• Task instructions:
Note how many lines include the word "JSON", and give that number by itself.

[Task input start]

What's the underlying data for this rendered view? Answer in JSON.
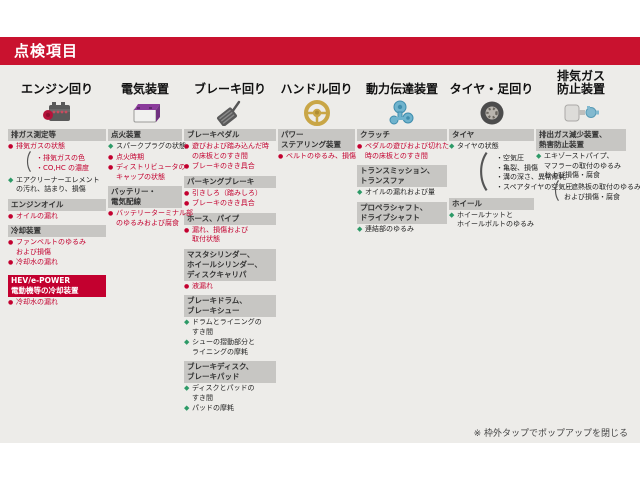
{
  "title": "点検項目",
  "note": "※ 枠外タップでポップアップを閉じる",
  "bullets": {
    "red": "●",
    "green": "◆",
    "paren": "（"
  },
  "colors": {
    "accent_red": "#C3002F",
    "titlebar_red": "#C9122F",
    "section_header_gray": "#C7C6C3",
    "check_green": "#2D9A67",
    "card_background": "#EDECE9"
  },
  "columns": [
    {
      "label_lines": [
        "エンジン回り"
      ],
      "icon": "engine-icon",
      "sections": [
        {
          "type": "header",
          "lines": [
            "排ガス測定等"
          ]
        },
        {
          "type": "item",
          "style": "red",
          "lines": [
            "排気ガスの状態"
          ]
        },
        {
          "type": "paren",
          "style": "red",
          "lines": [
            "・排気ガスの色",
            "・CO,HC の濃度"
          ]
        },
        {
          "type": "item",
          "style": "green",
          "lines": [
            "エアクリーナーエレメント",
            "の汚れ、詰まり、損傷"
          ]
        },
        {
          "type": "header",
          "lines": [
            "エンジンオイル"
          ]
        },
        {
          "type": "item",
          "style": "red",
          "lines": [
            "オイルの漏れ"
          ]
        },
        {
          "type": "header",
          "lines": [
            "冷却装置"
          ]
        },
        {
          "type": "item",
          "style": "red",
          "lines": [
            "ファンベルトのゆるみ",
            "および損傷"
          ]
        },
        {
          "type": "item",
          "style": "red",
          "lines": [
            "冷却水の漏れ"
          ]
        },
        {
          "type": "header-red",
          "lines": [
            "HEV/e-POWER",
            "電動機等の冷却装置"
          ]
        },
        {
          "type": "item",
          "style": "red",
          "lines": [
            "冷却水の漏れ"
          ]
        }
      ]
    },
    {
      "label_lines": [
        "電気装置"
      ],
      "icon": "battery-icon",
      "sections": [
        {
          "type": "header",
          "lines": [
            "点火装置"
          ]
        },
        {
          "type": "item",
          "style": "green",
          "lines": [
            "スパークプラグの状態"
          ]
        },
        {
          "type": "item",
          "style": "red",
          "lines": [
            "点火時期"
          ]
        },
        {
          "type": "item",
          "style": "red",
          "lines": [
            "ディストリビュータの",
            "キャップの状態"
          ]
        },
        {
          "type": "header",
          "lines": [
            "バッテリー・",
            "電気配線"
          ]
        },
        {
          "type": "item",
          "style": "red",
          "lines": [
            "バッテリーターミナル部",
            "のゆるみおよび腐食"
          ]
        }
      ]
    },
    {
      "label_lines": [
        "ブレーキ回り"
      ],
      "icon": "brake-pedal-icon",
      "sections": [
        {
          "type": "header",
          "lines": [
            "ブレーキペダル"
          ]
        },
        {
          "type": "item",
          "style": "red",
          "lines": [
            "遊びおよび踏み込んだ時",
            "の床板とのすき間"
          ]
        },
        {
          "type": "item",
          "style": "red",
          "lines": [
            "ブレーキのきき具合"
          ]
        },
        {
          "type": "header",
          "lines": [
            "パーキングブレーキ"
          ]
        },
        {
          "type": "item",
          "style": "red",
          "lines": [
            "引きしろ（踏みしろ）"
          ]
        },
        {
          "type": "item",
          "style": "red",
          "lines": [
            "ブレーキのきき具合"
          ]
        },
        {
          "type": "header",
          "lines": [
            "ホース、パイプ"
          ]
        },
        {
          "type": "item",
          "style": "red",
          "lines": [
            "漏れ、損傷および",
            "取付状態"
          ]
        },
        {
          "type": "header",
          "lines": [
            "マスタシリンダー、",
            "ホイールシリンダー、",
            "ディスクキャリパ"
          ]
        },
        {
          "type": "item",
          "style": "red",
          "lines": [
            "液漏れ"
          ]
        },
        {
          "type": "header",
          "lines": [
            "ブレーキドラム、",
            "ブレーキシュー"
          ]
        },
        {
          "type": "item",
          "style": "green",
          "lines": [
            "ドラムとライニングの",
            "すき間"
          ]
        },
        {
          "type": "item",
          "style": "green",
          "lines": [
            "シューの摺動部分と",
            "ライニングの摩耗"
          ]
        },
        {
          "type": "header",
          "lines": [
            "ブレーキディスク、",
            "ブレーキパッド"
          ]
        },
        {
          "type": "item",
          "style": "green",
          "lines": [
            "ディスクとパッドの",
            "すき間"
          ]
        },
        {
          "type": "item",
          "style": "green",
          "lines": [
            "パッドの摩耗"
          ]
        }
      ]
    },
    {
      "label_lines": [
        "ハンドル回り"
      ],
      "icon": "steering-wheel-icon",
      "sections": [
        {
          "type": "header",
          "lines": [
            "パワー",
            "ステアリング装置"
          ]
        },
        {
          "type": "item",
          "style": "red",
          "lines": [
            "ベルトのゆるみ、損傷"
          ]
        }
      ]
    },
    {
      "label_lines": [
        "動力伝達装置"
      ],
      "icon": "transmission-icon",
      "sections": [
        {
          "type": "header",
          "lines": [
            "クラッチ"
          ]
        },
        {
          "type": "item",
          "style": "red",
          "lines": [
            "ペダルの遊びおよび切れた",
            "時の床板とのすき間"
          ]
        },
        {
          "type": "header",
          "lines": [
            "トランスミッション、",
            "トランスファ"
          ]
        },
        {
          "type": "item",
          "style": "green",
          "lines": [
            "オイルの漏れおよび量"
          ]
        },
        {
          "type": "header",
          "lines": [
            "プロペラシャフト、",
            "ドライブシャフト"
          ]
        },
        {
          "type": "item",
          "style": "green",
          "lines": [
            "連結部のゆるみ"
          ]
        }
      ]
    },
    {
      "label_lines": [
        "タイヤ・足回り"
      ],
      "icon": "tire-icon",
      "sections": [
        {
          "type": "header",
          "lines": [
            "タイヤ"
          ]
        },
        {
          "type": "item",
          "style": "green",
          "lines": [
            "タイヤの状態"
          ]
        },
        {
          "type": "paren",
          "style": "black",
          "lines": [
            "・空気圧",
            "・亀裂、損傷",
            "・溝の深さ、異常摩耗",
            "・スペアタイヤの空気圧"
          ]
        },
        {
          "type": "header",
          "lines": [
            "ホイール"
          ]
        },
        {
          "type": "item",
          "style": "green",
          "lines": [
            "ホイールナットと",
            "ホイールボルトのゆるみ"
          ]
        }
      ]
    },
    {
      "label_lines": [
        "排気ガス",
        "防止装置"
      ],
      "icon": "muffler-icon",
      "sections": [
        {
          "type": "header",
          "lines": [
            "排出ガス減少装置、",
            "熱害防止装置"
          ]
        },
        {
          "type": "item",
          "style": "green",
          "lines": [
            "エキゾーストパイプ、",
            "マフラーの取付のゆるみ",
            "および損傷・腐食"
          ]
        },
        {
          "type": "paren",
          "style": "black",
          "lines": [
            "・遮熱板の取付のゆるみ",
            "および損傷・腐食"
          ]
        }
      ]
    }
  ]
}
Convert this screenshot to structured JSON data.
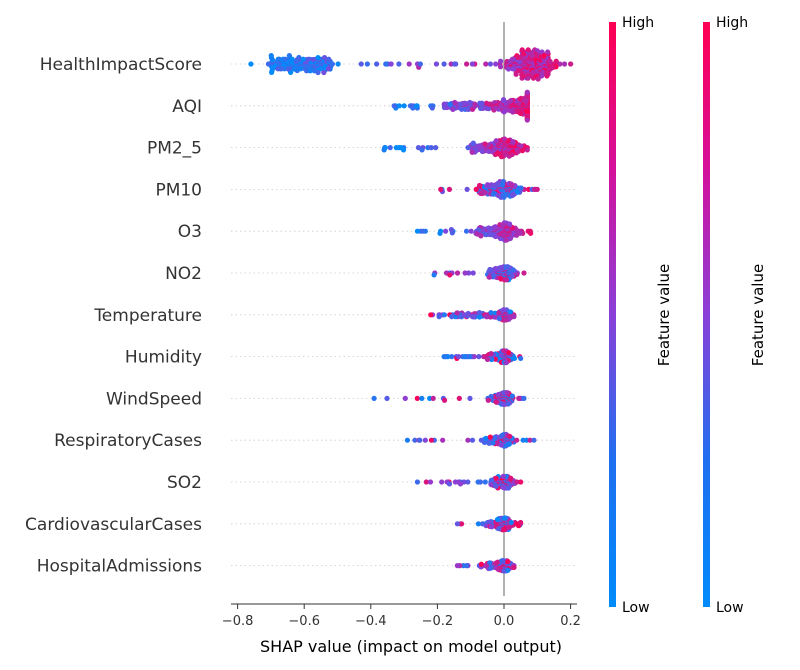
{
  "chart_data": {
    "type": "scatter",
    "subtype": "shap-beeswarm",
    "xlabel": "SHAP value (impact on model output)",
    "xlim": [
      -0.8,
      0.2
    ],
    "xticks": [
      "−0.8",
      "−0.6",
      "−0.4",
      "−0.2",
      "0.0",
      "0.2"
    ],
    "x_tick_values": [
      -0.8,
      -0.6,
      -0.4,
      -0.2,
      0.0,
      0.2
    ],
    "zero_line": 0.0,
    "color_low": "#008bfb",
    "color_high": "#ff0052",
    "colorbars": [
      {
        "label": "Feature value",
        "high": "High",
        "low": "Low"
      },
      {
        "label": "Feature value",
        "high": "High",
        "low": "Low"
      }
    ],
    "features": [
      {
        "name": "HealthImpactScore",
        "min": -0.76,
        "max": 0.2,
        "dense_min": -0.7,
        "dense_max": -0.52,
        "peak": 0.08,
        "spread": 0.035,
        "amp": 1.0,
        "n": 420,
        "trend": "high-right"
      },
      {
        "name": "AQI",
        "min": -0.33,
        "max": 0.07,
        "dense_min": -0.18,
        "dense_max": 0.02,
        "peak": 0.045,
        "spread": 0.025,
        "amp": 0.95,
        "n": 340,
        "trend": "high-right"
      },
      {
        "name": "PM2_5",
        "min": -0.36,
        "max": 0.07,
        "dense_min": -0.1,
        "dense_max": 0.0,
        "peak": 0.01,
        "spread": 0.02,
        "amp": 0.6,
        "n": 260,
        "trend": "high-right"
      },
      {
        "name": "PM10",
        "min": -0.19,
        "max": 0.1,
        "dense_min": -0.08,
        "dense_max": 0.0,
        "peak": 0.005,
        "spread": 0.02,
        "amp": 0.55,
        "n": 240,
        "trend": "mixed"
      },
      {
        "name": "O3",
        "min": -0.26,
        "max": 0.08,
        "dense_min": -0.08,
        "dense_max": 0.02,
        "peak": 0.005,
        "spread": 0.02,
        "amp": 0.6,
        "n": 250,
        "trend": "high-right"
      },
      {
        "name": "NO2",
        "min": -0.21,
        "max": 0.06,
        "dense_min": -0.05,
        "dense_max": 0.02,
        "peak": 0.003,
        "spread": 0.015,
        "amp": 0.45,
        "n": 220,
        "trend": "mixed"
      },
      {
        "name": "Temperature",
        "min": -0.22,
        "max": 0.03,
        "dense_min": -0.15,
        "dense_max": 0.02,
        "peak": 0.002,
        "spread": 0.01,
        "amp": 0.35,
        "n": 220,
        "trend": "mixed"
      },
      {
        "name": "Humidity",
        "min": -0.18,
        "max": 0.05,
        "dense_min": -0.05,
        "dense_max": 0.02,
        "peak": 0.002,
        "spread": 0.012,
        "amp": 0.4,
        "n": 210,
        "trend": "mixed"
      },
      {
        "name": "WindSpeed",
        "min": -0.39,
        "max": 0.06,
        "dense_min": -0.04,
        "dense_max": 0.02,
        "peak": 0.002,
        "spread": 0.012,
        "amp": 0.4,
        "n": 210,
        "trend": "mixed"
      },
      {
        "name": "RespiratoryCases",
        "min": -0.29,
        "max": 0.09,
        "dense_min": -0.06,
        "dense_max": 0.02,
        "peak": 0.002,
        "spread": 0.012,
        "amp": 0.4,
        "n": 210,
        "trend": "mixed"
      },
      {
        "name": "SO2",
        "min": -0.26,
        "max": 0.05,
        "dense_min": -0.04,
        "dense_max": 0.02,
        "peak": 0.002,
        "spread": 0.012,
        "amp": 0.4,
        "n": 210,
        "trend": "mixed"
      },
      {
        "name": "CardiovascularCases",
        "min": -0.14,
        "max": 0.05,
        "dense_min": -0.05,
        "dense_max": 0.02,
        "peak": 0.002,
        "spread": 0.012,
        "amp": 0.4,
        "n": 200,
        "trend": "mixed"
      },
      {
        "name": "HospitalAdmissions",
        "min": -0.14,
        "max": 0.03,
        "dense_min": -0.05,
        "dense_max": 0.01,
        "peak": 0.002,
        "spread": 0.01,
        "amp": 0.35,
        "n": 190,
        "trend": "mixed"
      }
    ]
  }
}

[Task input end]

• Solution below:
2